▶ _BRIEF_
Find every line in the records below that holds the word "logo", and copy each one.
-- Start SOURCE RECORDS --
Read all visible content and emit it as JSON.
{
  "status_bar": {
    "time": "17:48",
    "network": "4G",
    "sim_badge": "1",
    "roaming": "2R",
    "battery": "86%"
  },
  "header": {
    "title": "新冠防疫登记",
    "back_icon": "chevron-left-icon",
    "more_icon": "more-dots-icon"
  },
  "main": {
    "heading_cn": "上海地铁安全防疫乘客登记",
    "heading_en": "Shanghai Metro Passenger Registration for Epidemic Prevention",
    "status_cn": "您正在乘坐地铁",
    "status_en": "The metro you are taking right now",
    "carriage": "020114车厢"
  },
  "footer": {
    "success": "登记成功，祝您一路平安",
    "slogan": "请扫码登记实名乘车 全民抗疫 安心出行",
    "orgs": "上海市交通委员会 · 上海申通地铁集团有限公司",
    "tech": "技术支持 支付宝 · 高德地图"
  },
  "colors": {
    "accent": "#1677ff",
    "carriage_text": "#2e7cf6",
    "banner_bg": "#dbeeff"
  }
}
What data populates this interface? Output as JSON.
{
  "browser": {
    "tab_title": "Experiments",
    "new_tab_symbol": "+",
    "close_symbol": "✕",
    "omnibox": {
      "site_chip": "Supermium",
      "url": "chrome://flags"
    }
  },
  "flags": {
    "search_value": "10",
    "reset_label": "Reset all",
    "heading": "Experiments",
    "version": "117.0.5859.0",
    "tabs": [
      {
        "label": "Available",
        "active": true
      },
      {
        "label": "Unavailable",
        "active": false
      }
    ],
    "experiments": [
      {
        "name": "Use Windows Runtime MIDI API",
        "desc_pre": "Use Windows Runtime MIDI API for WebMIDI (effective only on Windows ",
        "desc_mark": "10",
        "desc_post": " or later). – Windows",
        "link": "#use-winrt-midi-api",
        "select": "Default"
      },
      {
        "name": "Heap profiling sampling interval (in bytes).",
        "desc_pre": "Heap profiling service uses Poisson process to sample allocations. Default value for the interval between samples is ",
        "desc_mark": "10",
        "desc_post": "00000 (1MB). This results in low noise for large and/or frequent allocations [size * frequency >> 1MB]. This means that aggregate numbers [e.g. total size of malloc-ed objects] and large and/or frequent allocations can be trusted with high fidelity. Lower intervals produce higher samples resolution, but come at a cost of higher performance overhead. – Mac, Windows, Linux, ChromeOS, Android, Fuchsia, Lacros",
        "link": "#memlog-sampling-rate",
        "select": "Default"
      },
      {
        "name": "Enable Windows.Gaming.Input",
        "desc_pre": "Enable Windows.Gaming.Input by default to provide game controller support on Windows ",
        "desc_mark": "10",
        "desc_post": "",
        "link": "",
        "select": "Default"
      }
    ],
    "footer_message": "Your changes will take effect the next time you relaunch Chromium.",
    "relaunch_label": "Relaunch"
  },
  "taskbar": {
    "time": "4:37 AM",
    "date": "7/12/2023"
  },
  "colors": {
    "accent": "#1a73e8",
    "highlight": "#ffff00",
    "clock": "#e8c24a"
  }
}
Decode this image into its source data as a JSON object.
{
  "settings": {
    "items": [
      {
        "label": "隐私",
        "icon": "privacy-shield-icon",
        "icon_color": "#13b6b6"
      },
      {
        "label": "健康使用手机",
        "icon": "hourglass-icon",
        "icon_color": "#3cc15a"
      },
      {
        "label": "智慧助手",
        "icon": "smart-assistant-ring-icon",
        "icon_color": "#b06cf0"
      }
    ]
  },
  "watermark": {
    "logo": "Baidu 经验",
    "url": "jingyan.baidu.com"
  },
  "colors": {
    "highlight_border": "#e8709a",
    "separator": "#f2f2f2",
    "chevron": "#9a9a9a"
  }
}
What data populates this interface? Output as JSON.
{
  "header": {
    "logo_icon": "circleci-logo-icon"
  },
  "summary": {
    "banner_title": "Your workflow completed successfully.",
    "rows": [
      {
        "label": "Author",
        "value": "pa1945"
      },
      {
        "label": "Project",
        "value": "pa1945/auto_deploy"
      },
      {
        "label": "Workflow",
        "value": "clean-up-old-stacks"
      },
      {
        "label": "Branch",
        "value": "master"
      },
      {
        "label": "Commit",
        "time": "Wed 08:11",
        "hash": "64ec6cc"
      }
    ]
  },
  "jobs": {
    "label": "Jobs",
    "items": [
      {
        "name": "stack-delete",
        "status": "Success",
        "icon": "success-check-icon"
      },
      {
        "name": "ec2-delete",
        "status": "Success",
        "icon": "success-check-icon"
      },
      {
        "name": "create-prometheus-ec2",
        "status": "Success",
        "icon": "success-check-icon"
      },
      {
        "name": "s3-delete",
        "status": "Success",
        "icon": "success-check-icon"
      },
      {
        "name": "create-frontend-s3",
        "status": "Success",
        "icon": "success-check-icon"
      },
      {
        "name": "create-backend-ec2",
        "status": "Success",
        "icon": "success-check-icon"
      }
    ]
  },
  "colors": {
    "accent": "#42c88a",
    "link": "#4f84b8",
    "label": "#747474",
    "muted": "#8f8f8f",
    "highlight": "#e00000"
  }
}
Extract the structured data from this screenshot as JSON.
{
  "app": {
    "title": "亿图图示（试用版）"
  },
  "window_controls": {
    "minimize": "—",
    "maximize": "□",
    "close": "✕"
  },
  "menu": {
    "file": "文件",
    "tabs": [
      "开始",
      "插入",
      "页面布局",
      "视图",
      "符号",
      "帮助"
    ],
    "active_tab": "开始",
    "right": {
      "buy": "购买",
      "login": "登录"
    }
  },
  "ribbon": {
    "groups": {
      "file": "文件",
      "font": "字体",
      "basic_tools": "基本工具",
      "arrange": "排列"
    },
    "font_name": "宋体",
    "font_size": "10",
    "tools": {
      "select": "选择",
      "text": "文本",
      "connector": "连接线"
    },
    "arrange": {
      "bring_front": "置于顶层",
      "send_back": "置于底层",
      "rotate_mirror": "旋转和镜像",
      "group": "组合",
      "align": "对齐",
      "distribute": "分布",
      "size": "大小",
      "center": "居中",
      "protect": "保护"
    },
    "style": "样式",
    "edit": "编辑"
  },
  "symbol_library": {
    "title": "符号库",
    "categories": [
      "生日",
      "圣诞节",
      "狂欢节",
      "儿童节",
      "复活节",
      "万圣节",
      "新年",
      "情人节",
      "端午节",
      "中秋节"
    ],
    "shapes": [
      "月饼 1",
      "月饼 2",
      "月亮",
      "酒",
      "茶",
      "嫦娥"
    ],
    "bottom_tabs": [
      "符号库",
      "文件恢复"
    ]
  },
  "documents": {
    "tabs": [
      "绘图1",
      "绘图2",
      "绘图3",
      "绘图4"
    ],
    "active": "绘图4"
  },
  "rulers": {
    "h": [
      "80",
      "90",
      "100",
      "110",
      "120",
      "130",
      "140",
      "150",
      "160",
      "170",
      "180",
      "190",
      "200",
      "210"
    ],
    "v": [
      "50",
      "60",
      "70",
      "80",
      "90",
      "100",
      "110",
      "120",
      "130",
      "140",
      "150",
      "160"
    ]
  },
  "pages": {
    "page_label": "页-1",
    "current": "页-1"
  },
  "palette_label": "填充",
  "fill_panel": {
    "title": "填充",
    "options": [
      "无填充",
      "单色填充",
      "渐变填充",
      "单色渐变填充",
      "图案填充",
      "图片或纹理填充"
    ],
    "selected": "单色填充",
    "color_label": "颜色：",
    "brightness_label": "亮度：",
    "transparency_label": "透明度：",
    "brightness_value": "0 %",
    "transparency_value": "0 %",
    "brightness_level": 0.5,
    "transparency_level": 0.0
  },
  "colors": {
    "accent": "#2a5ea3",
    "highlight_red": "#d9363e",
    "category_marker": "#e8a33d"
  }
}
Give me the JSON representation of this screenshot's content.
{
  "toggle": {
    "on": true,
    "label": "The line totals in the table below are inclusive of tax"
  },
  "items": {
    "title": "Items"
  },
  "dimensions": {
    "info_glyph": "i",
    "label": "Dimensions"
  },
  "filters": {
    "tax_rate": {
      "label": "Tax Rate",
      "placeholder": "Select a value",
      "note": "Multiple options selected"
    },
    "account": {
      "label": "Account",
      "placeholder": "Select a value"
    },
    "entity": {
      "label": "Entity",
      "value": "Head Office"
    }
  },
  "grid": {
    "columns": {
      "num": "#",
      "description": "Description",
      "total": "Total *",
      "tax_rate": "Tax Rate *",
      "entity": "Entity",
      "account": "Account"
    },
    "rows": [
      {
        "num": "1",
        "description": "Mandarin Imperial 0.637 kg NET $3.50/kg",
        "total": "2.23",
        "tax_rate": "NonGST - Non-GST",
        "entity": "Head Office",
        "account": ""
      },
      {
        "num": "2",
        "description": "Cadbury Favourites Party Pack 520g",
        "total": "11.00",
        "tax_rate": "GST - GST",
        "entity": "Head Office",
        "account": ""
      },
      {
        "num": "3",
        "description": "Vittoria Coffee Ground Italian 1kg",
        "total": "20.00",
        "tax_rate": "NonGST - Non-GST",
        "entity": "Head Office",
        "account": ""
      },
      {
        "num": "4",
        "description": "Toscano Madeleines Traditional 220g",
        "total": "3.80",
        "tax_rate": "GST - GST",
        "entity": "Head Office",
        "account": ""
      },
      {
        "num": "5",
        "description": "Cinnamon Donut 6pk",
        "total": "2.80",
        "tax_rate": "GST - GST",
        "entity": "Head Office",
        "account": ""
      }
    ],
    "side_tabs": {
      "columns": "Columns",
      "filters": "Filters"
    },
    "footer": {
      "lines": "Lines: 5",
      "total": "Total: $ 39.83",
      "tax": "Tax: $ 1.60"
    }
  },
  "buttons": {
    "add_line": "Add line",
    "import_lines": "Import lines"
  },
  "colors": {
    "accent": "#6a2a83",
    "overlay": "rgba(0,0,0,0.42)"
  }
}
-- End SOURCE RECORDS --
▶ _REPLY_
    "logo": "Baidu 经验",
    "logo_icon": "circleci-logo-icon"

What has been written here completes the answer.